Which lines hold the word "structured"? Copy each of them.

## Data listing
START

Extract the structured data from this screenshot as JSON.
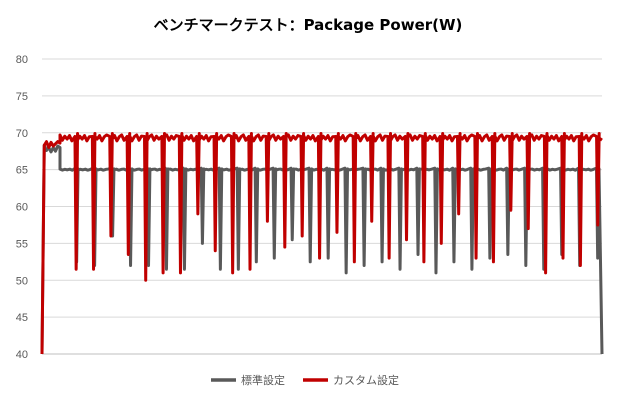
{
  "chart_data": {
    "type": "line",
    "title": "ベンチマークテスト：Package Power(W)",
    "xlabel": "",
    "ylabel": "",
    "ylim": [
      40,
      80
    ],
    "yticks": [
      40,
      45,
      50,
      55,
      60,
      65,
      70,
      75,
      80
    ],
    "grid": true,
    "legend_position": "bottom",
    "series": [
      {
        "name": "標準設定",
        "color": "#595959",
        "baseline": 65.0,
        "start": {
          "points": [
            40,
            68.3,
            67.6,
            68.0,
            67.4,
            68.0,
            67.5,
            68.2,
            68.0
          ]
        },
        "dips": [
          52.5,
          52.0,
          56.0,
          52.0,
          52.0,
          51.5,
          51.5,
          55.0,
          51.5,
          51.5,
          52.5,
          53.0,
          55.5,
          52.5,
          53.0,
          51.0,
          52.0,
          52.5,
          51.5,
          53.5,
          51.0,
          52.5,
          51.5,
          53.0,
          53.5,
          52.0,
          51.5,
          53.5,
          52.0,
          53.0
        ],
        "end": 40
      },
      {
        "name": "カスタム設定",
        "color": "#c00000",
        "baseline": 69.3,
        "start": {
          "points": [
            40,
            68.3,
            68.8,
            68.0,
            68.7,
            68.2,
            68.5,
            68.8,
            68.6
          ]
        },
        "dips": [
          51.5,
          51.5,
          56.0,
          53.5,
          50.0,
          51.0,
          51.0,
          59.0,
          54.0,
          51.0,
          51.5,
          58.0,
          54.5,
          56.0,
          53.0,
          56.5,
          52.5,
          58.0,
          53.0,
          55.5,
          52.5,
          55.0,
          59.0,
          53.0,
          52.5,
          59.5,
          57.0,
          51.0,
          53.0,
          52.0,
          57.5
        ],
        "end": 69.0
      }
    ]
  }
}
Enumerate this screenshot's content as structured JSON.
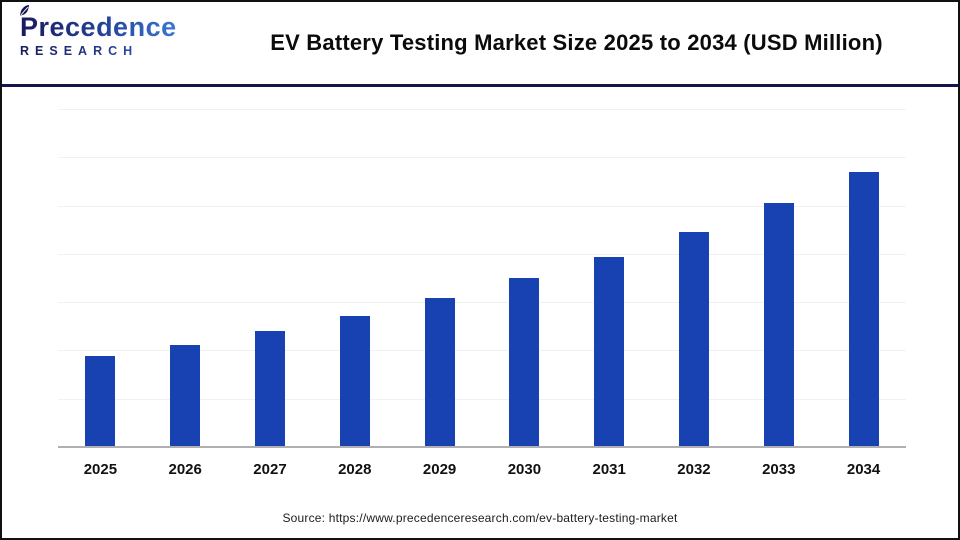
{
  "header": {
    "logo": {
      "name": "Precedence",
      "subtitle": "RESEARCH"
    },
    "title": "EV Battery Testing Market Size 2025 to 2034 (USD Million)"
  },
  "footer": {
    "source": "Source: https://www.precedenceresearch.com/ev-battery-testing-market"
  },
  "chart_data": {
    "type": "bar",
    "title": "EV Battery Testing Market Size 2025 to 2034 (USD Million)",
    "categories": [
      "2025",
      "2026",
      "2027",
      "2028",
      "2029",
      "2030",
      "2031",
      "2032",
      "2033",
      "2034"
    ],
    "values": [
      100,
      113,
      128,
      145,
      164,
      186,
      210,
      237,
      269,
      304
    ],
    "units": "USD Million",
    "values_note": "Y-axis has no tick labels and bars have no data labels; values estimated from bar heights, normalized so 2025 = 100 (approx. 13% year-over-year growth).",
    "xlabel": "",
    "ylabel": "",
    "ylim": [
      0,
      373
    ],
    "y_axis_labels_shown": false,
    "value_labels_shown": false,
    "legend": "none",
    "grid": "horizontal",
    "gridline_count": 7,
    "colors": {
      "bar": "#1841B2",
      "grid": "#F1F1EF",
      "axis": "#B0B0B3",
      "header_rule": "#14144E",
      "title_text": "#0B0B0B",
      "brand_navy": "#1A1A5C",
      "brand_blue": "#3B77D3"
    }
  }
}
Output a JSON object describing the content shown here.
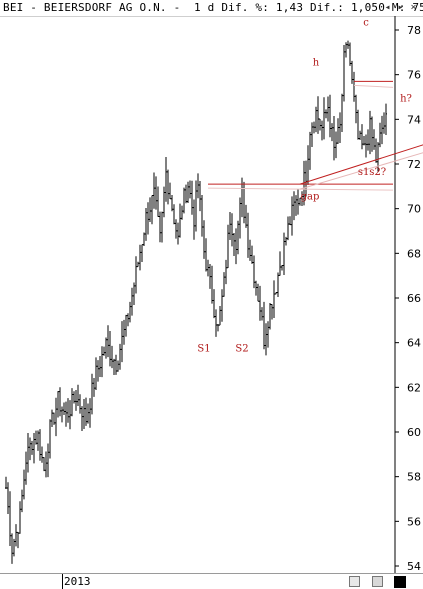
{
  "window": {
    "title": "BEI - BEIERSDORF AG O.N. -  1 d Dif. %: 1,43 Dif.: 1,050 M: 75,",
    "scroll_left_icon": "◂",
    "scroll_right_icon": "▸",
    "close_icon": "×"
  },
  "chart_data": {
    "type": "ohlc",
    "title": "BEI - BEIERSDORF AG O.N.",
    "ylim": [
      54,
      79
    ],
    "yticks": [
      "54",
      "56",
      "58",
      "60",
      "62",
      "64",
      "66",
      "68",
      "70",
      "72",
      "74",
      "76",
      "78"
    ],
    "xlabel_year": "2013",
    "colors": {
      "bars": "#000000",
      "annotation": "#b01818",
      "lines": "#c02020"
    },
    "waypoints": [
      [
        0,
        57.5
      ],
      [
        3,
        54.8
      ],
      [
        7,
        56.2
      ],
      [
        10,
        58.8
      ],
      [
        13,
        59.6
      ],
      [
        16,
        59.8
      ],
      [
        19,
        58.3
      ],
      [
        22,
        60.1
      ],
      [
        26,
        61.4
      ],
      [
        30,
        60.7
      ],
      [
        35,
        61.6
      ],
      [
        40,
        60.6
      ],
      [
        45,
        62.6
      ],
      [
        50,
        63.9
      ],
      [
        55,
        63.1
      ],
      [
        60,
        64.8
      ],
      [
        63,
        66.1
      ],
      [
        67,
        68.1
      ],
      [
        70,
        69.6
      ],
      [
        74,
        70.6
      ],
      [
        77,
        68.6
      ],
      [
        80,
        71.6
      ],
      [
        83,
        70.1
      ],
      [
        86,
        68.6
      ],
      [
        88,
        70.1
      ],
      [
        91,
        71.1
      ],
      [
        94,
        69.6
      ],
      [
        96,
        71.1
      ],
      [
        99,
        68.1
      ],
      [
        102,
        66.6
      ],
      [
        104,
        65.6
      ],
      [
        106,
        64.6
      ],
      [
        109,
        66.6
      ],
      [
        112,
        69.6
      ],
      [
        115,
        68.6
      ],
      [
        118,
        70.6
      ],
      [
        121,
        68.6
      ],
      [
        124,
        67.1
      ],
      [
        127,
        65.6
      ],
      [
        129,
        64.2
      ],
      [
        132,
        65.6
      ],
      [
        135,
        66.6
      ],
      [
        138,
        67.9
      ],
      [
        141,
        69.1
      ],
      [
        144,
        70.1
      ],
      [
        147,
        70.6
      ],
      [
        150,
        71.6
      ],
      [
        152,
        73.6
      ],
      [
        155,
        74.3
      ],
      [
        158,
        73.6
      ],
      [
        161,
        74.6
      ],
      [
        164,
        72.6
      ],
      [
        167,
        73.6
      ],
      [
        169,
        76.6
      ],
      [
        171,
        77.4
      ],
      [
        173,
        75.6
      ],
      [
        176,
        73.1
      ],
      [
        179,
        72.6
      ],
      [
        182,
        73.6
      ],
      [
        185,
        72.2
      ],
      [
        188,
        73.6
      ],
      [
        190,
        73.9
      ]
    ],
    "annotations": [
      {
        "label": "S1",
        "x": 99,
        "y": 63.6
      },
      {
        "label": "S2",
        "x": 118,
        "y": 63.6
      },
      {
        "label": "gap",
        "x": 152,
        "y": 70.4
      },
      {
        "label": "h",
        "x": 155,
        "y": 76.4
      },
      {
        "label": "c",
        "x": 180,
        "y": 78.2
      },
      {
        "label": "h?",
        "x": 200,
        "y": 74.8
      },
      {
        "label": "s1s2?",
        "x": 183,
        "y": 71.5
      }
    ],
    "lines": [
      {
        "kind": "support",
        "y": 71.1,
        "x_start": 101
      },
      {
        "kind": "neckline",
        "y": 75.7,
        "x_start": 174
      },
      {
        "kind": "trend",
        "points": [
          [
            147,
            71.1
          ],
          [
            210,
            72.9
          ]
        ]
      }
    ]
  }
}
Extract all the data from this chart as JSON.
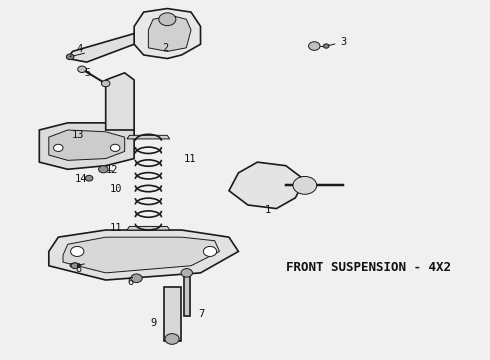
{
  "title": "FRONT SUSPENSION - 4X2",
  "background_color": "#f0f0f0",
  "line_color": "#1a1a1a",
  "text_color": "#111111",
  "label_color": "#222222",
  "title_fontsize": 9,
  "label_fontsize": 7.5,
  "fig_width": 4.9,
  "fig_height": 3.6,
  "dpi": 100
}
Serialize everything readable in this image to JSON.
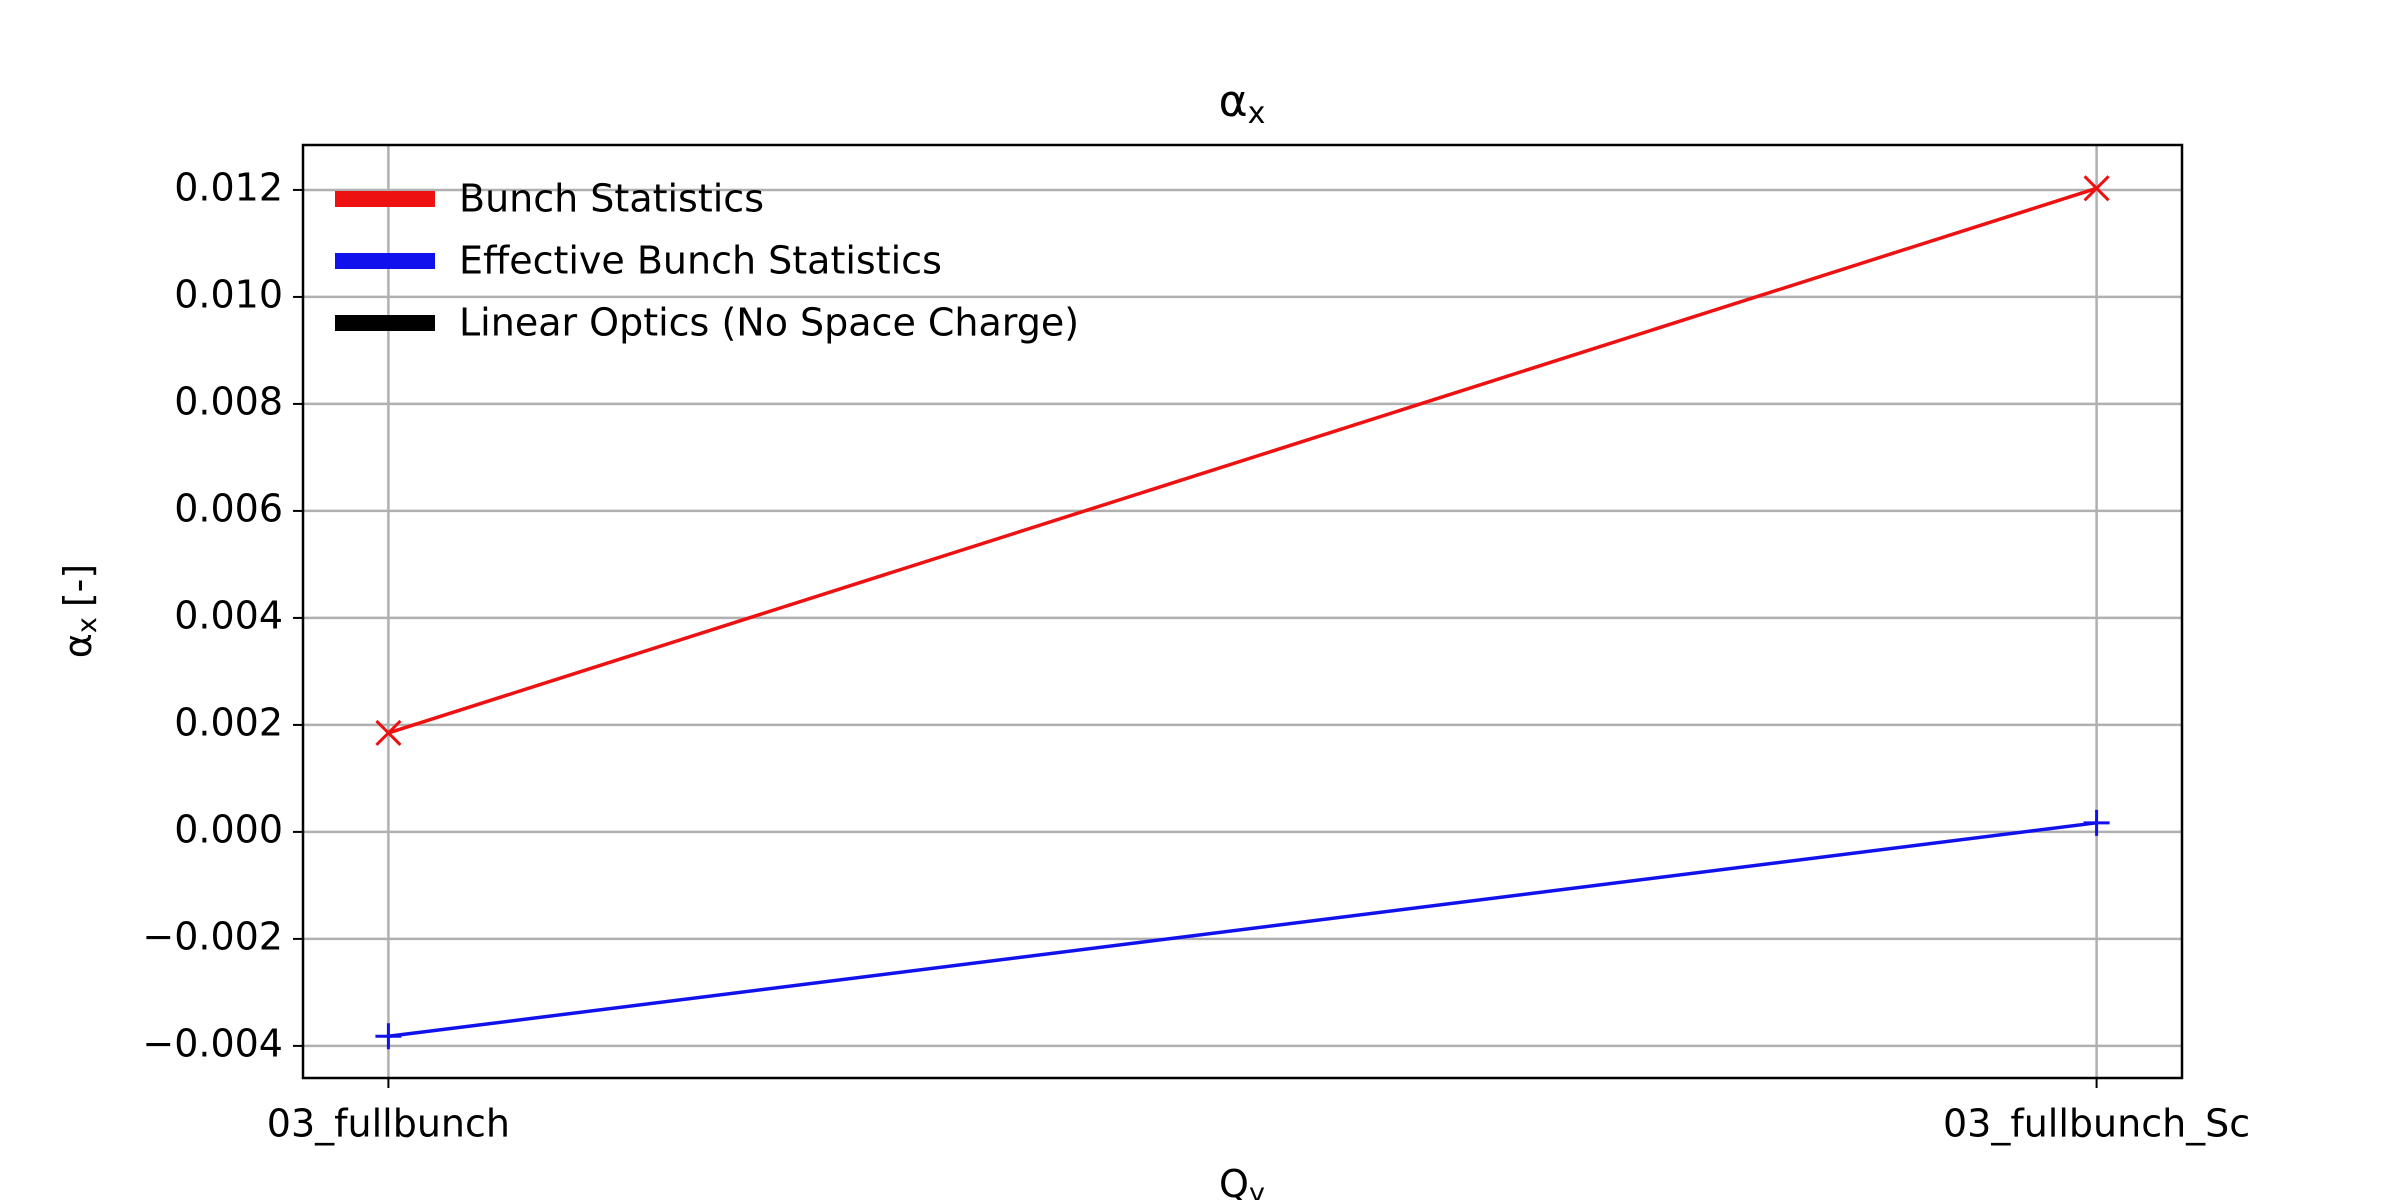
{
  "chart_data": {
    "type": "line",
    "title": {
      "symbol": "α",
      "subscript": "x"
    },
    "xlabel": {
      "symbol": "Q",
      "subscript": "y"
    },
    "ylabel": {
      "symbol": "α",
      "subscript": "x",
      "unit": "[-]"
    },
    "categories": [
      "03_fullbunch",
      "03_fullbunch_Sc"
    ],
    "series": [
      {
        "name": "Bunch Statistics",
        "color": "#ee1111",
        "marker": "x",
        "values": [
          0.00185,
          0.01203
        ]
      },
      {
        "name": "Effective Bunch Statistics",
        "color": "#1111ee",
        "marker": "+",
        "values": [
          -0.00382,
          0.00017
        ]
      },
      {
        "name": "Linear Optics (No Space Charge)",
        "color": "#000000",
        "marker": "none",
        "values": [
          null,
          null
        ]
      }
    ],
    "ylim": [
      -0.0046,
      0.01284
    ],
    "yticks": [
      {
        "value": -0.004,
        "label": "−0.004"
      },
      {
        "value": -0.002,
        "label": "−0.002"
      },
      {
        "value": 0,
        "label": "0.000"
      },
      {
        "value": 0.002,
        "label": "0.002"
      },
      {
        "value": 0.004,
        "label": "0.004"
      },
      {
        "value": 0.006,
        "label": "0.006"
      },
      {
        "value": 0.008,
        "label": "0.008"
      },
      {
        "value": 0.01,
        "label": "0.010"
      },
      {
        "value": 0.012,
        "label": "0.012"
      }
    ],
    "grid": true,
    "legend": "upper left"
  }
}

END

## Worked answer
Extract the structured data from this screenshot as JSON.
Enumerate this screenshot's content as structured JSON.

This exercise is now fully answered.